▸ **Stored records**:

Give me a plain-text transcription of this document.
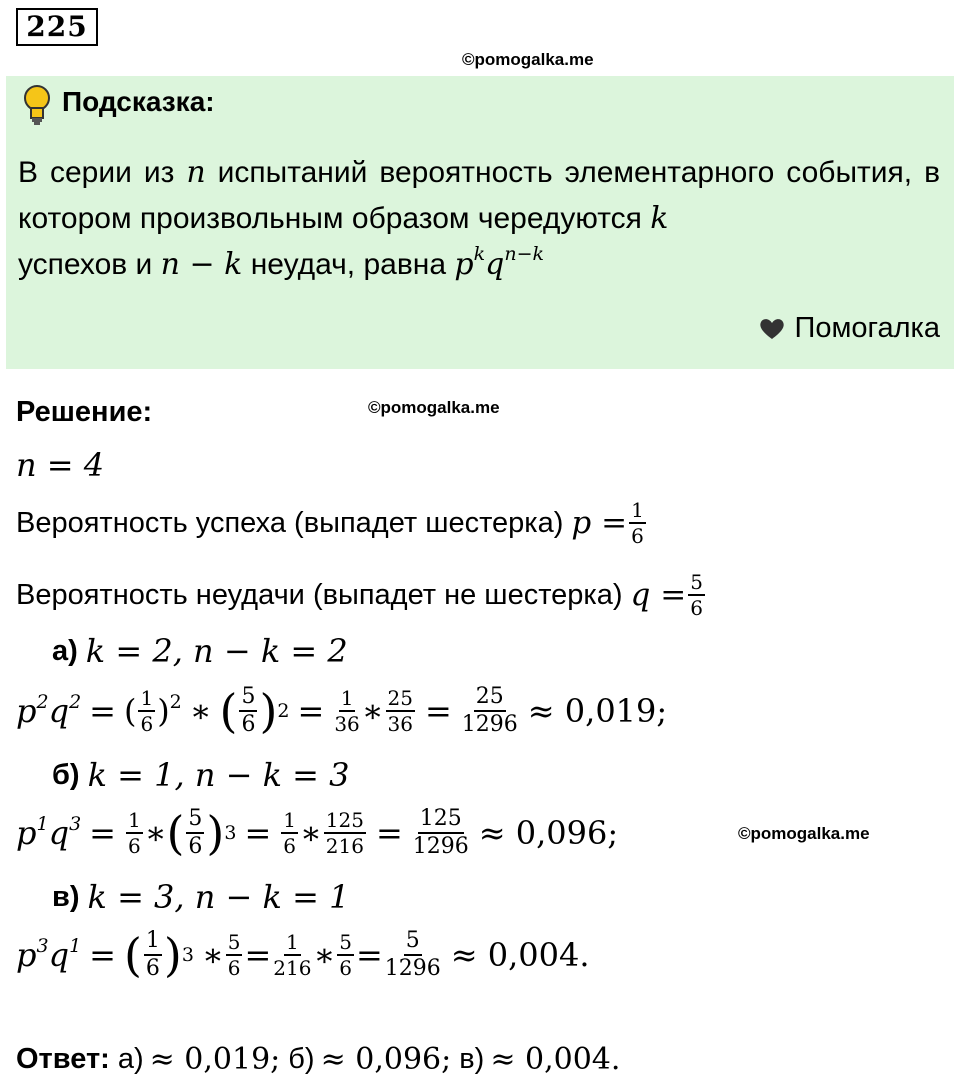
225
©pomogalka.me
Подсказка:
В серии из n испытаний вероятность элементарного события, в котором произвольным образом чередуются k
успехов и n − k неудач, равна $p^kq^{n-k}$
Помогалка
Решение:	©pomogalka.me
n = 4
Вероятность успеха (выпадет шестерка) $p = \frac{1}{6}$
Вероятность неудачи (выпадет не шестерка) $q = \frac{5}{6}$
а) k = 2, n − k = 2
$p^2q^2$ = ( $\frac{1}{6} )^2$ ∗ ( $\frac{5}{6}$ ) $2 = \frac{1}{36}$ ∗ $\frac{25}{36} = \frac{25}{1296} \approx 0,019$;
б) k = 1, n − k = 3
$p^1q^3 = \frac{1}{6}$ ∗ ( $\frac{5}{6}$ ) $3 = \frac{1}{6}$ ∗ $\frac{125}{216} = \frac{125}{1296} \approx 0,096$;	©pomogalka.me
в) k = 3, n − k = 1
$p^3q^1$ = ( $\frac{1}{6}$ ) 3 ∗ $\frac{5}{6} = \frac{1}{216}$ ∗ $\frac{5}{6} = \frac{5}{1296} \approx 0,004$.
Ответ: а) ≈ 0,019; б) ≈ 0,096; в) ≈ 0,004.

▸ **WHAT YOU WILL DO**: Gather each line in the entries above where the string "выпадет" is found.

▸ **COMPLETE ANSWER**:
Вероятность успеха (выпадет шестерка) $p = \frac{1}{6}$
Вероятность неудачи (выпадет не шестерка) $q = \frac{5}{6}$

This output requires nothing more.